[Stored items from a collection]
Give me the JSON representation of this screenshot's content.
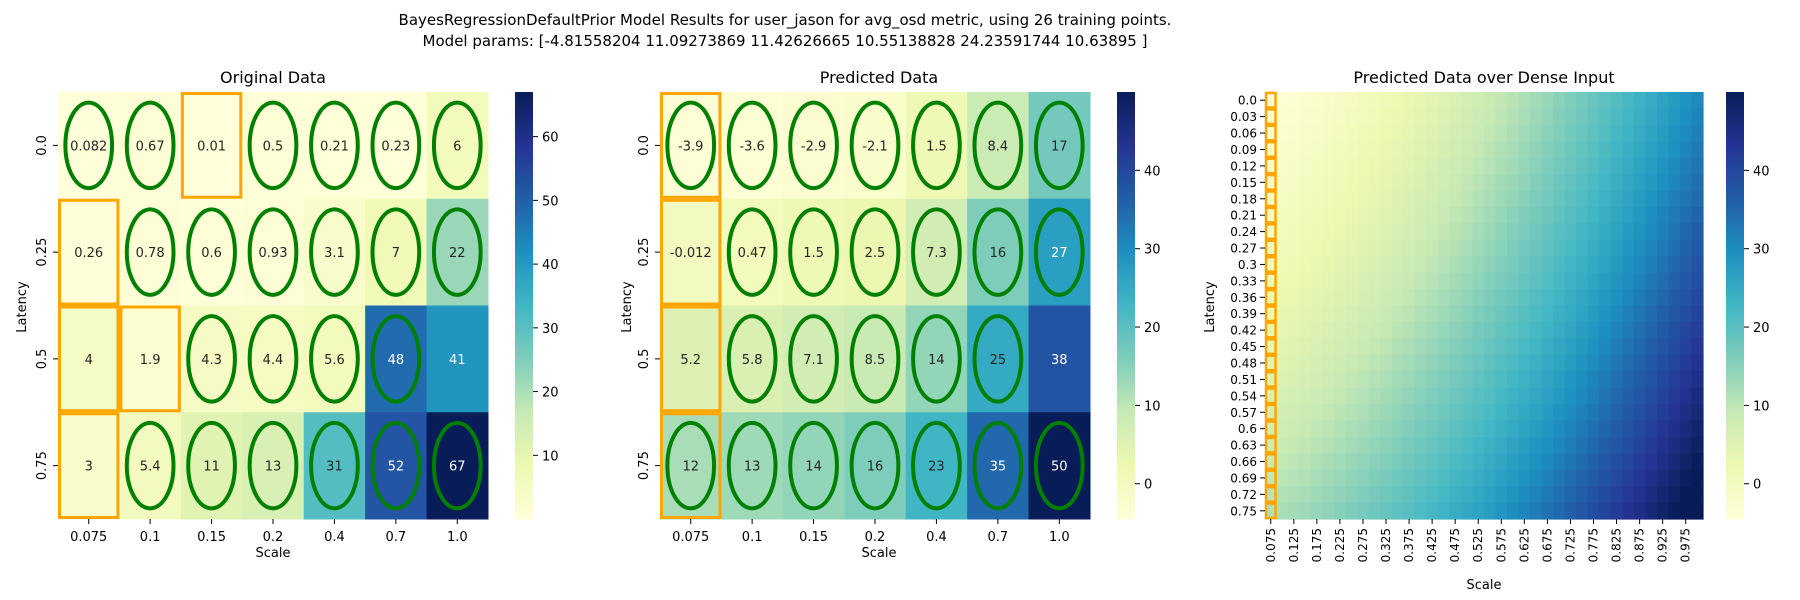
{
  "figure": {
    "title_line1": "BayesRegressionDefaultPrior Model Results for user_jason for avg_osd metric, using 26 training points.",
    "title_line2": "Model params: [-4.81558204 11.09273869 11.42626665 10.55138828 24.23591744 10.63895    ]"
  },
  "chart_data": [
    {
      "type": "heatmap",
      "title": "Original Data",
      "xlabel": "Scale",
      "ylabel": "Latency",
      "x_tick_labels": [
        "0.075",
        "0.1",
        "0.15",
        "0.2",
        "0.4",
        "0.7",
        "1.0"
      ],
      "y_tick_labels": [
        "0.0",
        "0.25",
        "0.5",
        "0.75"
      ],
      "values": [
        [
          0.082,
          0.67,
          0.01,
          0.5,
          0.21,
          0.23,
          6
        ],
        [
          0.26,
          0.78,
          0.6,
          0.93,
          3.1,
          7,
          22
        ],
        [
          4,
          1.9,
          4.3,
          4.4,
          5.6,
          48,
          41
        ],
        [
          3,
          5.4,
          11,
          13,
          31,
          52,
          67
        ]
      ],
      "cell_labels": [
        [
          "0.082",
          "0.67",
          "0.01",
          "0.5",
          "0.21",
          "0.23",
          "6"
        ],
        [
          "0.26",
          "0.78",
          "0.6",
          "0.93",
          "3.1",
          "7",
          "22"
        ],
        [
          "4",
          "1.9",
          "4.3",
          "4.4",
          "5.6",
          "48",
          "41"
        ],
        [
          "3",
          "5.4",
          "11",
          "13",
          "31",
          "52",
          "67"
        ]
      ],
      "colorbar": {
        "min": 0.01,
        "max": 67,
        "ticks": [
          "10",
          "20",
          "30",
          "40",
          "50",
          "60"
        ],
        "tick_values": [
          10,
          20,
          30,
          40,
          50,
          60
        ]
      },
      "colormap": "YlGnBu",
      "ellipse_marked_cells": [
        [
          0,
          0
        ],
        [
          0,
          1
        ],
        [
          0,
          3
        ],
        [
          0,
          4
        ],
        [
          0,
          5
        ],
        [
          0,
          6
        ],
        [
          1,
          1
        ],
        [
          1,
          2
        ],
        [
          1,
          3
        ],
        [
          1,
          4
        ],
        [
          1,
          5
        ],
        [
          1,
          6
        ],
        [
          2,
          2
        ],
        [
          2,
          3
        ],
        [
          2,
          4
        ],
        [
          2,
          5
        ],
        [
          3,
          1
        ],
        [
          3,
          2
        ],
        [
          3,
          3
        ],
        [
          3,
          4
        ],
        [
          3,
          5
        ],
        [
          3,
          6
        ]
      ],
      "box_marked_cells": [
        [
          0,
          2
        ],
        [
          1,
          0
        ],
        [
          2,
          0
        ],
        [
          2,
          1
        ],
        [
          3,
          0
        ]
      ],
      "ellipse_color": "#008000",
      "box_color": "#FFA500"
    },
    {
      "type": "heatmap",
      "title": "Predicted Data",
      "xlabel": "Scale",
      "ylabel": "Latency",
      "x_tick_labels": [
        "0.075",
        "0.1",
        "0.15",
        "0.2",
        "0.4",
        "0.7",
        "1.0"
      ],
      "y_tick_labels": [
        "0.0",
        "0.25",
        "0.5",
        "0.75"
      ],
      "values": [
        [
          -3.9,
          -3.6,
          -2.9,
          -2.1,
          1.5,
          8.4,
          17
        ],
        [
          -0.012,
          0.47,
          1.5,
          2.5,
          7.3,
          16,
          27
        ],
        [
          5.2,
          5.8,
          7.1,
          8.5,
          14,
          25,
          38
        ],
        [
          12,
          13,
          14,
          16,
          23,
          35,
          50
        ]
      ],
      "cell_labels": [
        [
          "-3.9",
          "-3.6",
          "-2.9",
          "-2.1",
          "1.5",
          "8.4",
          "17"
        ],
        [
          "-0.012",
          "0.47",
          "1.5",
          "2.5",
          "7.3",
          "16",
          "27"
        ],
        [
          "5.2",
          "5.8",
          "7.1",
          "8.5",
          "14",
          "25",
          "38"
        ],
        [
          "12",
          "13",
          "14",
          "16",
          "23",
          "35",
          "50"
        ]
      ],
      "colorbar": {
        "min": -4.5,
        "max": 50,
        "ticks": [
          "0",
          "10",
          "20",
          "30",
          "40"
        ],
        "tick_values": [
          0,
          10,
          20,
          30,
          40
        ]
      },
      "colormap": "YlGnBu",
      "ellipse_marked_cells": [
        [
          0,
          0
        ],
        [
          0,
          1
        ],
        [
          0,
          2
        ],
        [
          0,
          3
        ],
        [
          0,
          4
        ],
        [
          0,
          5
        ],
        [
          0,
          6
        ],
        [
          1,
          1
        ],
        [
          1,
          2
        ],
        [
          1,
          3
        ],
        [
          1,
          4
        ],
        [
          1,
          5
        ],
        [
          1,
          6
        ],
        [
          2,
          1
        ],
        [
          2,
          2
        ],
        [
          2,
          3
        ],
        [
          2,
          4
        ],
        [
          2,
          5
        ],
        [
          3,
          0
        ],
        [
          3,
          1
        ],
        [
          3,
          2
        ],
        [
          3,
          3
        ],
        [
          3,
          4
        ],
        [
          3,
          5
        ],
        [
          3,
          6
        ]
      ],
      "box_marked_cells": [
        [
          0,
          0
        ],
        [
          1,
          0
        ],
        [
          2,
          0
        ],
        [
          3,
          0
        ]
      ],
      "ellipse_color": "#008000",
      "box_color": "#FFA500"
    },
    {
      "type": "heatmap",
      "title": "Predicted Data over Dense Input",
      "xlabel": "Scale",
      "ylabel": "Latency",
      "x_tick_labels": [
        "0.075",
        "0.125",
        "0.175",
        "0.225",
        "0.275",
        "0.325",
        "0.375",
        "0.425",
        "0.475",
        "0.525",
        "0.575",
        "0.625",
        "0.675",
        "0.725",
        "0.775",
        "0.825",
        "0.875",
        "0.925",
        "0.975"
      ],
      "y_tick_labels": [
        "0.0",
        "0.03",
        "0.06",
        "0.09",
        "0.12",
        "0.15",
        "0.18",
        "0.21",
        "0.24",
        "0.27",
        "0.3",
        "0.33",
        "0.36",
        "0.39",
        "0.42",
        "0.45",
        "0.48",
        "0.51",
        "0.54",
        "0.57",
        "0.6",
        "0.63",
        "0.66",
        "0.69",
        "0.72",
        "0.75"
      ],
      "x_range": [
        0.075,
        1.0
      ],
      "y_range": [
        0.0,
        0.75
      ],
      "x_count": 38,
      "y_count": 26,
      "model": "z = -4.81558204 + 11.09273869*x + 11.42626665*y + 10.55138828*x*y + 24.23591744*x^2 + 10.63895*y^2",
      "colorbar": {
        "min": -4.5,
        "max": 50,
        "ticks": [
          "0",
          "10",
          "20",
          "30",
          "40"
        ],
        "tick_values": [
          0,
          10,
          20,
          30,
          40
        ]
      },
      "colormap": "YlGnBu",
      "box_marked_column": 0,
      "box_color": "#FFA500"
    }
  ]
}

→ To be done:
Print each line of the material above exactly, with the pictures removed from your copy.

→ Answer below:
Give me the JSON representation of this screenshot's content.
{
  "figure": {
    "title_line1": "BayesRegressionDefaultPrior Model Results for user_jason for avg_osd metric, using 26 training points.",
    "title_line2": "Model params: [-4.81558204 11.09273869 11.42626665 10.55138828 24.23591744 10.63895    ]"
  },
  "chart_data": [
    {
      "type": "heatmap",
      "title": "Original Data",
      "xlabel": "Scale",
      "ylabel": "Latency",
      "x_tick_labels": [
        "0.075",
        "0.1",
        "0.15",
        "0.2",
        "0.4",
        "0.7",
        "1.0"
      ],
      "y_tick_labels": [
        "0.0",
        "0.25",
        "0.5",
        "0.75"
      ],
      "values": [
        [
          0.082,
          0.67,
          0.01,
          0.5,
          0.21,
          0.23,
          6
        ],
        [
          0.26,
          0.78,
          0.6,
          0.93,
          3.1,
          7,
          22
        ],
        [
          4,
          1.9,
          4.3,
          4.4,
          5.6,
          48,
          41
        ],
        [
          3,
          5.4,
          11,
          13,
          31,
          52,
          67
        ]
      ],
      "cell_labels": [
        [
          "0.082",
          "0.67",
          "0.01",
          "0.5",
          "0.21",
          "0.23",
          "6"
        ],
        [
          "0.26",
          "0.78",
          "0.6",
          "0.93",
          "3.1",
          "7",
          "22"
        ],
        [
          "4",
          "1.9",
          "4.3",
          "4.4",
          "5.6",
          "48",
          "41"
        ],
        [
          "3",
          "5.4",
          "11",
          "13",
          "31",
          "52",
          "67"
        ]
      ],
      "colorbar": {
        "min": 0.01,
        "max": 67,
        "ticks": [
          "10",
          "20",
          "30",
          "40",
          "50",
          "60"
        ],
        "tick_values": [
          10,
          20,
          30,
          40,
          50,
          60
        ]
      },
      "colormap": "YlGnBu",
      "ellipse_marked_cells": [
        [
          0,
          0
        ],
        [
          0,
          1
        ],
        [
          0,
          3
        ],
        [
          0,
          4
        ],
        [
          0,
          5
        ],
        [
          0,
          6
        ],
        [
          1,
          1
        ],
        [
          1,
          2
        ],
        [
          1,
          3
        ],
        [
          1,
          4
        ],
        [
          1,
          5
        ],
        [
          1,
          6
        ],
        [
          2,
          2
        ],
        [
          2,
          3
        ],
        [
          2,
          4
        ],
        [
          2,
          5
        ],
        [
          3,
          1
        ],
        [
          3,
          2
        ],
        [
          3,
          3
        ],
        [
          3,
          4
        ],
        [
          3,
          5
        ],
        [
          3,
          6
        ]
      ],
      "box_marked_cells": [
        [
          0,
          2
        ],
        [
          1,
          0
        ],
        [
          2,
          0
        ],
        [
          2,
          1
        ],
        [
          3,
          0
        ]
      ],
      "ellipse_color": "#008000",
      "box_color": "#FFA500"
    },
    {
      "type": "heatmap",
      "title": "Predicted Data",
      "xlabel": "Scale",
      "ylabel": "Latency",
      "x_tick_labels": [
        "0.075",
        "0.1",
        "0.15",
        "0.2",
        "0.4",
        "0.7",
        "1.0"
      ],
      "y_tick_labels": [
        "0.0",
        "0.25",
        "0.5",
        "0.75"
      ],
      "values": [
        [
          -3.9,
          -3.6,
          -2.9,
          -2.1,
          1.5,
          8.4,
          17
        ],
        [
          -0.012,
          0.47,
          1.5,
          2.5,
          7.3,
          16,
          27
        ],
        [
          5.2,
          5.8,
          7.1,
          8.5,
          14,
          25,
          38
        ],
        [
          12,
          13,
          14,
          16,
          23,
          35,
          50
        ]
      ],
      "cell_labels": [
        [
          "-3.9",
          "-3.6",
          "-2.9",
          "-2.1",
          "1.5",
          "8.4",
          "17"
        ],
        [
          "-0.012",
          "0.47",
          "1.5",
          "2.5",
          "7.3",
          "16",
          "27"
        ],
        [
          "5.2",
          "5.8",
          "7.1",
          "8.5",
          "14",
          "25",
          "38"
        ],
        [
          "12",
          "13",
          "14",
          "16",
          "23",
          "35",
          "50"
        ]
      ],
      "colorbar": {
        "min": -4.5,
        "max": 50,
        "ticks": [
          "0",
          "10",
          "20",
          "30",
          "40"
        ],
        "tick_values": [
          0,
          10,
          20,
          30,
          40
        ]
      },
      "colormap": "YlGnBu",
      "ellipse_marked_cells": [
        [
          0,
          0
        ],
        [
          0,
          1
        ],
        [
          0,
          2
        ],
        [
          0,
          3
        ],
        [
          0,
          4
        ],
        [
          0,
          5
        ],
        [
          0,
          6
        ],
        [
          1,
          1
        ],
        [
          1,
          2
        ],
        [
          1,
          3
        ],
        [
          1,
          4
        ],
        [
          1,
          5
        ],
        [
          1,
          6
        ],
        [
          2,
          1
        ],
        [
          2,
          2
        ],
        [
          2,
          3
        ],
        [
          2,
          4
        ],
        [
          2,
          5
        ],
        [
          3,
          0
        ],
        [
          3,
          1
        ],
        [
          3,
          2
        ],
        [
          3,
          3
        ],
        [
          3,
          4
        ],
        [
          3,
          5
        ],
        [
          3,
          6
        ]
      ],
      "box_marked_cells": [
        [
          0,
          0
        ],
        [
          1,
          0
        ],
        [
          2,
          0
        ],
        [
          3,
          0
        ]
      ],
      "ellipse_color": "#008000",
      "box_color": "#FFA500"
    },
    {
      "type": "heatmap",
      "title": "Predicted Data over Dense Input",
      "xlabel": "Scale",
      "ylabel": "Latency",
      "x_tick_labels": [
        "0.075",
        "0.125",
        "0.175",
        "0.225",
        "0.275",
        "0.325",
        "0.375",
        "0.425",
        "0.475",
        "0.525",
        "0.575",
        "0.625",
        "0.675",
        "0.725",
        "0.775",
        "0.825",
        "0.875",
        "0.925",
        "0.975"
      ],
      "y_tick_labels": [
        "0.0",
        "0.03",
        "0.06",
        "0.09",
        "0.12",
        "0.15",
        "0.18",
        "0.21",
        "0.24",
        "0.27",
        "0.3",
        "0.33",
        "0.36",
        "0.39",
        "0.42",
        "0.45",
        "0.48",
        "0.51",
        "0.54",
        "0.57",
        "0.6",
        "0.63",
        "0.66",
        "0.69",
        "0.72",
        "0.75"
      ],
      "x_range": [
        0.075,
        1.0
      ],
      "y_range": [
        0.0,
        0.75
      ],
      "x_count": 38,
      "y_count": 26,
      "model": "z = -4.81558204 + 11.09273869*x + 11.42626665*y + 10.55138828*x*y + 24.23591744*x^2 + 10.63895*y^2",
      "colorbar": {
        "min": -4.5,
        "max": 50,
        "ticks": [
          "0",
          "10",
          "20",
          "30",
          "40"
        ],
        "tick_values": [
          0,
          10,
          20,
          30,
          40
        ]
      },
      "colormap": "YlGnBu",
      "box_marked_column": 0,
      "box_color": "#FFA500"
    }
  ]
}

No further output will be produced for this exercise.